• Records for processing:
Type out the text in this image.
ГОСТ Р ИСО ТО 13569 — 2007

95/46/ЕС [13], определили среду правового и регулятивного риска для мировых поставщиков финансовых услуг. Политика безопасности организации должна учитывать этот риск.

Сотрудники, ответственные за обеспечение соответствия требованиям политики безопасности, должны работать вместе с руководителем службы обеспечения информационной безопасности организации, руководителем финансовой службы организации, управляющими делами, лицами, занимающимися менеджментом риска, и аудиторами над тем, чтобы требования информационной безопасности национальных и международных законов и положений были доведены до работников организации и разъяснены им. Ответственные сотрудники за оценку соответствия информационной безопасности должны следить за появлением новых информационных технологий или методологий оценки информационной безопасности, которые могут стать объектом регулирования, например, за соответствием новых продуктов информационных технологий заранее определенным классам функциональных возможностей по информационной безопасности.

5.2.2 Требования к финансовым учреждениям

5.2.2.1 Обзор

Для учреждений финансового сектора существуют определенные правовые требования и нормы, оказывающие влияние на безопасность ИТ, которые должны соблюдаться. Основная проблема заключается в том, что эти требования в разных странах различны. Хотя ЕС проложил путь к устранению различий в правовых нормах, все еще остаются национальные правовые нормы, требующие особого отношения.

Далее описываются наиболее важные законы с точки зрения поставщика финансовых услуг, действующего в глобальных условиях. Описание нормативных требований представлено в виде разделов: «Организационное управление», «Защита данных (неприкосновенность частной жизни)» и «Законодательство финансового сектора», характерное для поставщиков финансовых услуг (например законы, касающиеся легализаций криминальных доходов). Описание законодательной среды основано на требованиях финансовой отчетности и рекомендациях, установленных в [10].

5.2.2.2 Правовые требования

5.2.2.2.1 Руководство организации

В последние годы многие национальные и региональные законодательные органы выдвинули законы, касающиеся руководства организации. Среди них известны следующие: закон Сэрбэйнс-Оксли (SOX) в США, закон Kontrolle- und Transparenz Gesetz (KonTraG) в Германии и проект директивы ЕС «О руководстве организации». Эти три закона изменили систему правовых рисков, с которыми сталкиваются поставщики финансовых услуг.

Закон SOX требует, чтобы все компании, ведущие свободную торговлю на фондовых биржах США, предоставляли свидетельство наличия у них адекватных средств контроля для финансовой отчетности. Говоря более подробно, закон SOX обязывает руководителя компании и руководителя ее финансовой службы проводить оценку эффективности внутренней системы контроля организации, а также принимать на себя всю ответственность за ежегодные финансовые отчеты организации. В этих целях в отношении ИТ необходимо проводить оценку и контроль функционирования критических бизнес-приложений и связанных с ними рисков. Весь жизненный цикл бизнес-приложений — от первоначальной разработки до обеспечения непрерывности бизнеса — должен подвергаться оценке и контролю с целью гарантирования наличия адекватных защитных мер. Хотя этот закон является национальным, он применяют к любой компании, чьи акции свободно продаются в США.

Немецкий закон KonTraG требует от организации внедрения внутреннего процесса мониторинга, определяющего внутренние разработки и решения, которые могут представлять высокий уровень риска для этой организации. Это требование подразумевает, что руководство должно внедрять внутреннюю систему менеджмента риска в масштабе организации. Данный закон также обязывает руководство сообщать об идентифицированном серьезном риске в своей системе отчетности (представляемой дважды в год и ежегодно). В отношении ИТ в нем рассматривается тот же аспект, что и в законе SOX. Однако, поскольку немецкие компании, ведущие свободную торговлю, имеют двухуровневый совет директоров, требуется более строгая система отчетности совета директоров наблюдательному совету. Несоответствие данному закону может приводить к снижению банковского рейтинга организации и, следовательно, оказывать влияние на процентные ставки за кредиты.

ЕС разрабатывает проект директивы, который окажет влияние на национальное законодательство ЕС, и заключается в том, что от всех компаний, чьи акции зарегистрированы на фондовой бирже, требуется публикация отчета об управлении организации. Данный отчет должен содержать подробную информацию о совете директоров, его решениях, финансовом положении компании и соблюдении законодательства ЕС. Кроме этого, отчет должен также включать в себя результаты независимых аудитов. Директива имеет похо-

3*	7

• Aim of the task: Collect each line containing the string "услуг".

• Written solution:
95/46/ЕС [13], определили среду правового и регулятивного риска для мировых поставщиков финансовых услуг. Политика безопасности организации должна учитывать этот риск.
Далее описываются наиболее важные законы с точки зрения поставщика финансовых услуг, действующего в глобальных условиях. Описание нормативных требований представлено в виде разделов: «Организационное управление», «Защита данных (неприкосновенность частной жизни)» и «Законодательство финансового сектора», характерное для поставщиков финансовых услуг (например законы, касающиеся легализаций криминальных доходов). Описание законодательной среды основано на требованиях финансовой отчетности и рекомендациях, установленных в [10].
В последние годы многие национальные и региональные законодательные органы выдвинули законы, касающиеся руководства организации. Среди них известны следующие: закон Сэрбэйнс-Оксли (SOX) в США, закон Kontrolle- und Transparenz Gesetz (KonTraG) в Германии и проект директивы ЕС «О руководстве организации». Эти три закона изменили систему правовых рисков, с которыми сталкиваются поставщики финансовых услуг.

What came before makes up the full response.